*REQUIRED TASK*
Return, word for word, every line that follows.
───── DATASET ROWS
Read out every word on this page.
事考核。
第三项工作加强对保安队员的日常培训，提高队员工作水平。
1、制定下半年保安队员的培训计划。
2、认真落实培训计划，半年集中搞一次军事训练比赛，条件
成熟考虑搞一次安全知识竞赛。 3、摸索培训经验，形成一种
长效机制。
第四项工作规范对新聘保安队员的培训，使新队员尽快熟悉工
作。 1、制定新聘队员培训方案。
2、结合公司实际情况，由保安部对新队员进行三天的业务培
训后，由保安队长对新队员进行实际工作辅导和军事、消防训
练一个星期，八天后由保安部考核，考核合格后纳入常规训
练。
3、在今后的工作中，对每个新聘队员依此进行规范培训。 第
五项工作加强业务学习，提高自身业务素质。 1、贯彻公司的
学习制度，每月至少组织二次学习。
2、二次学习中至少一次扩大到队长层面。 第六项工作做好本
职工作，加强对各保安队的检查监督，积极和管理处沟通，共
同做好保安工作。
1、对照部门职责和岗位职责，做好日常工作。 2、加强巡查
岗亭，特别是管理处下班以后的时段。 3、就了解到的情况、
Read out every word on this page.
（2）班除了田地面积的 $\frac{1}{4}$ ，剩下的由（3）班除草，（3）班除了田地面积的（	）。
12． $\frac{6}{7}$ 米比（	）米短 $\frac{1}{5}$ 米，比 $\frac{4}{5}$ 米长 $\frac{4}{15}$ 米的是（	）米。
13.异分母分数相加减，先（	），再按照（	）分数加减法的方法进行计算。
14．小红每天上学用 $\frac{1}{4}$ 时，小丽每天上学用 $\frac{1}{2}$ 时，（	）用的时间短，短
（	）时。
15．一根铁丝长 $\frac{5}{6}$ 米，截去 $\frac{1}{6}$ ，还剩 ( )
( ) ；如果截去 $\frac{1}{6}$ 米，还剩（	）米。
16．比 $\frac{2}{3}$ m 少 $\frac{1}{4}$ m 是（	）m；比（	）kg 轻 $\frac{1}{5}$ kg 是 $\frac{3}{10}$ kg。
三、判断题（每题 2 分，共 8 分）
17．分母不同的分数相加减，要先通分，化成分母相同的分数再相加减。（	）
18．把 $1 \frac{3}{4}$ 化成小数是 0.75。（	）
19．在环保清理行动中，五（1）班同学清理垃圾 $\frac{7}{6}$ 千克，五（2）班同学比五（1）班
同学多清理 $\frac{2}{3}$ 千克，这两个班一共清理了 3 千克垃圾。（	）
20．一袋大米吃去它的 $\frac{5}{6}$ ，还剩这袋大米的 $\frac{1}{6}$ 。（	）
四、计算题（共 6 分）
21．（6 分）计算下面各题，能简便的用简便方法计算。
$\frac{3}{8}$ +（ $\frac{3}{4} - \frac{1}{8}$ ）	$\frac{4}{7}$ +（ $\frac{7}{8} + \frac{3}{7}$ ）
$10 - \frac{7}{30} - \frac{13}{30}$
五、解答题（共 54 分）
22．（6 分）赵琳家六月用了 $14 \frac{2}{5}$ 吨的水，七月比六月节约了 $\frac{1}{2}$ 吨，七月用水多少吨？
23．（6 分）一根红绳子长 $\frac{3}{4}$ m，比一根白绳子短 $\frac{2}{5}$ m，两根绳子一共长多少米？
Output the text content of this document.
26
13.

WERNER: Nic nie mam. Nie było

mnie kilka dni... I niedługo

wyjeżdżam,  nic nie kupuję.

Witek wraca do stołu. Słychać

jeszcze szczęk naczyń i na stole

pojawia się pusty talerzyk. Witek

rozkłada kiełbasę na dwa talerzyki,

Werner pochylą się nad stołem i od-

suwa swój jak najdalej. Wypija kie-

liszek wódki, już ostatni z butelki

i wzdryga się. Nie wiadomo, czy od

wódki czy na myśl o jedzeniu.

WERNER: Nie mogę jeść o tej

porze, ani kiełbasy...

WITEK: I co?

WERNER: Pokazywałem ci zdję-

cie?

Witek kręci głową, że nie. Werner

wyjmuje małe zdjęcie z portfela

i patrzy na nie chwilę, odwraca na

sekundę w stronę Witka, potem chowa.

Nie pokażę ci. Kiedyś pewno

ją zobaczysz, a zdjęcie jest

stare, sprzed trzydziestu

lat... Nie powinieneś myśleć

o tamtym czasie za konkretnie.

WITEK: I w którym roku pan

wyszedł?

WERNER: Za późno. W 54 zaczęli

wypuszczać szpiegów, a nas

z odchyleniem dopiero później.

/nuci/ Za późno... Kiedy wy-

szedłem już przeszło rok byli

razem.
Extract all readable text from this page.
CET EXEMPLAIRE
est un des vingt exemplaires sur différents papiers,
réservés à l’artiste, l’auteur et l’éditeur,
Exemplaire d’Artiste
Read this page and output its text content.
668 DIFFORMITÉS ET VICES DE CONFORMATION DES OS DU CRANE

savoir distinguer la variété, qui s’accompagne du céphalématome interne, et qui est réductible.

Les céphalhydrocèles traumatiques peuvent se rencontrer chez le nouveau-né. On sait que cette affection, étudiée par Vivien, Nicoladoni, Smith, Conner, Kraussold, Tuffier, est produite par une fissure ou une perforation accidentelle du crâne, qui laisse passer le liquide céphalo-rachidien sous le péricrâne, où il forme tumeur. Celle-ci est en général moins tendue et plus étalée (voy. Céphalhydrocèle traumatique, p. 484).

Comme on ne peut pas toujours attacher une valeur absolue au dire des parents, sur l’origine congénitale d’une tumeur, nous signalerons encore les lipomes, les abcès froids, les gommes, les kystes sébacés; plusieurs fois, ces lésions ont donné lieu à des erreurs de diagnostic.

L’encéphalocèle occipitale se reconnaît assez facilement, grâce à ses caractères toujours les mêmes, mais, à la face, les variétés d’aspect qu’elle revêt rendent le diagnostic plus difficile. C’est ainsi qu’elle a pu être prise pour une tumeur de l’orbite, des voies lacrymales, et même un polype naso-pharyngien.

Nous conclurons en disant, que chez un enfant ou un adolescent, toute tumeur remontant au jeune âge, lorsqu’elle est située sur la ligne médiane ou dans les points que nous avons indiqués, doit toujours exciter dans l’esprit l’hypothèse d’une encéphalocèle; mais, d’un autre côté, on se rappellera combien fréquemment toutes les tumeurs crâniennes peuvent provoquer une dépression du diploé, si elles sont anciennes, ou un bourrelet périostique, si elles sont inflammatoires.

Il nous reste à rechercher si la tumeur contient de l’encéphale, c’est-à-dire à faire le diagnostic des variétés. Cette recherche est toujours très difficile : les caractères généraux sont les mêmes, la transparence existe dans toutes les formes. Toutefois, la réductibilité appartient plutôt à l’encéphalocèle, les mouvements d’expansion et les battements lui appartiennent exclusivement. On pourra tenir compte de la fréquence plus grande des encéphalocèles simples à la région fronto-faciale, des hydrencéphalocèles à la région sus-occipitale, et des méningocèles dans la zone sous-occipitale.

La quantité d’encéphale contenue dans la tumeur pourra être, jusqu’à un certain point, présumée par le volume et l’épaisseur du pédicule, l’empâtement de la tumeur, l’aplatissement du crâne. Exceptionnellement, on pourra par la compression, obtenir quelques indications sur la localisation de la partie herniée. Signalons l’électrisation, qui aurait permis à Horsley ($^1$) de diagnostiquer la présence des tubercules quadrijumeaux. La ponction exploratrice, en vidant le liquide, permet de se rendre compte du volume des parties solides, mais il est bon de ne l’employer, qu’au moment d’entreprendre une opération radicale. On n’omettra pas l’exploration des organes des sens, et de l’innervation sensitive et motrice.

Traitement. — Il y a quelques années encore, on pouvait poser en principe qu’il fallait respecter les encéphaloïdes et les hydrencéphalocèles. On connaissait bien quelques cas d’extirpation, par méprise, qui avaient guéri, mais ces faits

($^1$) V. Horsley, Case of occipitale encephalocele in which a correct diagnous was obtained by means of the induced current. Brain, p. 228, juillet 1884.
──────────
*EXPECTED ANSWER*
Read out every word on this page.
事考核。
第三项工作加强对保安队员的日常培训，提高队员工作水平。
1、制定下半年保安队员的培训计划。
2、认真落实培训计划，半年集中搞一次军事训练比赛，条件
成熟考虑搞一次安全知识竞赛。 3、摸索培训经验，形成一种
长效机制。
第四项工作规范对新聘保安队员的培训，使新队员尽快熟悉工
作。 1、制定新聘队员培训方案。
2、结合公司实际情况，由保安部对新队员进行三天的业务培
训后，由保安队长对新队员进行实际工作辅导和军事、消防训
练一个星期，八天后由保安部考核，考核合格后纳入常规训
练。
3、在今后的工作中，对每个新聘队员依此进行规范培训。 第
五项工作加强业务学习，提高自身业务素质。 1、贯彻公司的
学习制度，每月至少组织二次学习。
2、二次学习中至少一次扩大到队长层面。 第六项工作做好本
职工作，加强对各保安队的检查监督，积极和管理处沟通，共
同做好保安工作。
1、对照部门职责和岗位职责，做好日常工作。 2、加强巡查
岗亭，特别是管理处下班以后的时段。 3、就了解到的情况、
Read out every word on this page.
（2）班除了田地面积的 $\frac{1}{4}$ ，剩下的由（3）班除草，（3）班除了田地面积的（	）。
12． $\frac{6}{7}$ 米比（	）米短 $\frac{1}{5}$ 米，比 $\frac{4}{5}$ 米长 $\frac{4}{15}$ 米的是（	）米。
13.异分母分数相加减，先（	），再按照（	）分数加减法的方法进行计算。
14．小红每天上学用 $\frac{1}{4}$ 时，小丽每天上学用 $\frac{1}{2}$ 时，（	）用的时间短，短
（	）时。
15．一根铁丝长 $\frac{5}{6}$ 米，截去 $\frac{1}{6}$ ，还剩 ( )
( ) ；如果截去 $\frac{1}{6}$ 米，还剩（	）米。
16．比 $\frac{2}{3}$ m 少 $\frac{1}{4}$ m 是（	）m；比（	）kg 轻 $\frac{1}{5}$ kg 是 $\frac{3}{10}$ kg。
三、判断题（每题 2 分，共 8 分）
17．分母不同的分数相加减，要先通分，化成分母相同的分数再相加减。（	）
18．把 $1 \frac{3}{4}$ 化成小数是 0.75。（	）
19．在环保清理行动中，五（1）班同学清理垃圾 $\frac{7}{6}$ 千克，五（2）班同学比五（1）班
同学多清理 $\frac{2}{3}$ 千克，这两个班一共清理了 3 千克垃圾。（	）
20．一袋大米吃去它的 $\frac{5}{6}$ ，还剩这袋大米的 $\frac{1}{6}$ 。（	）
四、计算题（共 6 分）
21．（6 分）计算下面各题，能简便的用简便方法计算。
$\frac{3}{8}$ +（ $\frac{3}{4} - \frac{1}{8}$ ）	$\frac{4}{7}$ +（ $\frac{7}{8} + \frac{3}{7}$ ）
$10 - \frac{7}{30} - \frac{13}{30}$
五、解答题（共 54 分）
22．（6 分）赵琳家六月用了 $14 \frac{2}{5}$ 吨的水，七月比六月节约了 $\frac{1}{2}$ 吨，七月用水多少吨？
23．（6 分）一根红绳子长 $\frac{3}{4}$ m，比一根白绳子短 $\frac{2}{5}$ m，两根绳子一共长多少米？
Output the text content of this document.
26
13.

WERNER: Nic nie mam. Nie było

mnie kilka dni... I niedługo

wyjeżdżam,  nic nie kupuję.

Witek wraca do stołu. Słychać

jeszcze szczęk naczyń i na stole

pojawia się pusty talerzyk. Witek

rozkłada kiełbasę na dwa talerzyki,

Werner pochylą się nad stołem i od-

suwa swój jak najdalej. Wypija kie-

liszek wódki, już ostatni z butelki

i wzdryga się. Nie wiadomo, czy od

wódki czy na myśl o jedzeniu.

WERNER: Nie mogę jeść o tej

porze, ani kiełbasy...

WITEK: I co?

WERNER: Pokazywałem ci zdję-

cie?

Witek kręci głową, że nie. Werner

wyjmuje małe zdjęcie z portfela

i patrzy na nie chwilę, odwraca na

sekundę w stronę Witka, potem chowa.

Nie pokażę ci. Kiedyś pewno

ją zobaczysz, a zdjęcie jest

stare, sprzed trzydziestu

lat... Nie powinieneś myśleć

o tamtym czasie za konkretnie.

WITEK: I w którym roku pan

wyszedł?

WERNER: Za późno. W 54 zaczęli

wypuszczać szpiegów, a nas

z odchyleniem dopiero później.

/nuci/ Za późno... Kiedy wy-

szedłem już przeszło rok byli

razem.
Extract all readable text from this page.
CET EXEMPLAIRE
est un des vingt exemplaires sur différents papiers,
réservés à l’artiste, l’auteur et l’éditeur,
Exemplaire d’Artiste
Read this page and output its text content.
668 DIFFORMITÉS ET VICES DE CONFORMATION DES OS DU CRANE

savoir distinguer la variété, qui s’accompagne du céphalématome interne, et qui est réductible.

Les céphalhydrocèles traumatiques peuvent se rencontrer chez le nouveau-né. On sait que cette affection, étudiée par Vivien, Nicoladoni, Smith, Conner, Kraussold, Tuffier, est produite par une fissure ou une perforation accidentelle du crâne, qui laisse passer le liquide céphalo-rachidien sous le péricrâne, où il forme tumeur. Celle-ci est en général moins tendue et plus étalée (voy. Céphalhydrocèle traumatique, p. 484).

Comme on ne peut pas toujours attacher une valeur absolue au dire des parents, sur l’origine congénitale d’une tumeur, nous signalerons encore les lipomes, les abcès froids, les gommes, les kystes sébacés; plusieurs fois, ces lésions ont donné lieu à des erreurs de diagnostic.

L’encéphalocèle occipitale se reconnaît assez facilement, grâce à ses caractères toujours les mêmes, mais, à la face, les variétés d’aspect qu’elle revêt rendent le diagnostic plus difficile. C’est ainsi qu’elle a pu être prise pour une tumeur de l’orbite, des voies lacrymales, et même un polype naso-pharyngien.

Nous conclurons en disant, que chez un enfant ou un adolescent, toute tumeur remontant au jeune âge, lorsqu’elle est située sur la ligne médiane ou dans les points que nous avons indiqués, doit toujours exciter dans l’esprit l’hypothèse d’une encéphalocèle; mais, d’un autre côté, on se rappellera combien fréquemment toutes les tumeurs crâniennes peuvent provoquer une dépression du diploé, si elles sont anciennes, ou un bourrelet périostique, si elles sont inflammatoires.

Il nous reste à rechercher si la tumeur contient de l’encéphale, c’est-à-dire à faire le diagnostic des variétés. Cette recherche est toujours très difficile : les caractères généraux sont les mêmes, la transparence existe dans toutes les formes. Toutefois, la réductibilité appartient plutôt à l’encéphalocèle, les mouvements d’expansion et les battements lui appartiennent exclusivement. On pourra tenir compte de la fréquence plus grande des encéphalocèles simples à la région fronto-faciale, des hydrencéphalocèles à la région sus-occipitale, et des méningocèles dans la zone sous-occipitale.

La quantité d’encéphale contenue dans la tumeur pourra être, jusqu’à un certain point, présumée par le volume et l’épaisseur du pédicule, l’empâtement de la tumeur, l’aplatissement du crâne. Exceptionnellement, on pourra par la compression, obtenir quelques indications sur la localisation de la partie herniée. Signalons l’électrisation, qui aurait permis à Horsley ($^1$) de diagnostiquer la présence des tubercules quadrijumeaux. La ponction exploratrice, en vidant le liquide, permet de se rendre compte du volume des parties solides, mais il est bon de ne l’employer, qu’au moment d’entreprendre une opération radicale. On n’omettra pas l’exploration des organes des sens, et de l’innervation sensitive et motrice.

Traitement. — Il y a quelques années encore, on pouvait poser en principe qu’il fallait respecter les encéphaloïdes et les hydrencéphalocèles. On connaissait bien quelques cas d’extirpation, par méprise, qui avaient guéri, mais ces faits

($^1$) V. Horsley, Case of occipitale encephalocele in which a correct diagnous was obtained by means of the induced current. Brain, p. 228, juillet 1884.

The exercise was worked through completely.